STATED EXERCISE: Where does the string "ylabel" appear? Copy every line of the entries below that holds it.

RECORDS PROVIDED:
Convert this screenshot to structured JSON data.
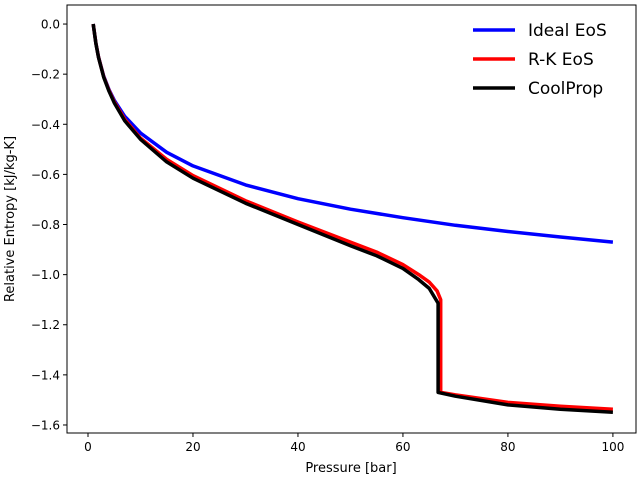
{
  "chart_data": {
    "type": "line",
    "title": "",
    "xlabel": "Pressure [bar]",
    "ylabel": "Relative Entropy [kJ/kg-K]",
    "xlim": [
      -4,
      104.4
    ],
    "ylim": [
      -1.632,
      0.076
    ],
    "xticks": [
      0,
      20,
      40,
      60,
      80,
      100
    ],
    "xtick_labels": [
      "0",
      "20",
      "40",
      "60",
      "80",
      "100"
    ],
    "yticks": [
      0.0,
      -0.2,
      -0.4,
      -0.6,
      -0.8,
      -1.0,
      -1.2,
      -1.4,
      -1.6
    ],
    "ytick_labels": [
      "0.0",
      "−0.2",
      "−0.4",
      "−0.6",
      "−0.8",
      "−1.0",
      "−1.2",
      "−1.4",
      "−1.6"
    ],
    "grid": false,
    "legend_position": "top-right",
    "series": [
      {
        "name": "Ideal EoS",
        "color": "#0000ff",
        "x": [
          1,
          1.5,
          2,
          3,
          4,
          5,
          7,
          10,
          15,
          20,
          30,
          40,
          50,
          60,
          70,
          80,
          90,
          100
        ],
        "y": [
          0,
          -0.077,
          -0.131,
          -0.208,
          -0.262,
          -0.304,
          -0.368,
          -0.435,
          -0.512,
          -0.566,
          -0.642,
          -0.697,
          -0.739,
          -0.773,
          -0.803,
          -0.828,
          -0.85,
          -0.87
        ]
      },
      {
        "name": "R-K EoS",
        "color": "#ff0000",
        "x": [
          1,
          1.5,
          2,
          3,
          4,
          5,
          7,
          10,
          15,
          20,
          30,
          40,
          50,
          55,
          60,
          63,
          65,
          66.5,
          67.2,
          67.2,
          70,
          80,
          90,
          100
        ],
        "y": [
          0,
          -0.077,
          -0.132,
          -0.21,
          -0.265,
          -0.31,
          -0.38,
          -0.455,
          -0.54,
          -0.605,
          -0.705,
          -0.79,
          -0.87,
          -0.91,
          -0.96,
          -1.0,
          -1.03,
          -1.065,
          -1.1,
          -1.47,
          -1.48,
          -1.51,
          -1.525,
          -1.537
        ]
      },
      {
        "name": "CoolProp",
        "color": "#000000",
        "x": [
          1,
          1.5,
          2,
          3,
          4,
          5,
          7,
          10,
          15,
          20,
          30,
          40,
          50,
          55,
          60,
          63,
          65,
          66.7,
          66.7,
          70,
          80,
          90,
          100
        ],
        "y": [
          0,
          -0.078,
          -0.133,
          -0.212,
          -0.268,
          -0.314,
          -0.386,
          -0.46,
          -0.55,
          -0.615,
          -0.715,
          -0.8,
          -0.885,
          -0.925,
          -0.975,
          -1.02,
          -1.055,
          -1.114,
          -1.47,
          -1.485,
          -1.52,
          -1.537,
          -1.549
        ]
      }
    ]
  }
}
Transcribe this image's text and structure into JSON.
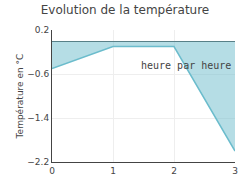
{
  "chart_data": {
    "type": "area",
    "title": "Evolution de la température",
    "ylabel": "Température en °C",
    "annotations": [
      "heure par heure"
    ],
    "x": [
      0,
      1,
      2,
      3
    ],
    "values": [
      -0.5,
      -0.1,
      -0.1,
      -2.0
    ],
    "color": "#6bbccc",
    "xlim": [
      0,
      3
    ],
    "xticks": [
      0,
      1,
      2,
      3
    ],
    "ylim": [
      -2.2,
      0.2
    ],
    "yticks": [
      0.2,
      -0.6,
      -1.4,
      -2.2
    ],
    "grid": true
  }
}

RESULT FOR THIS TASK:
    "ylabel": "Relative Entropy [kJ/kg-K]",
    "ylabel": "Température en °C",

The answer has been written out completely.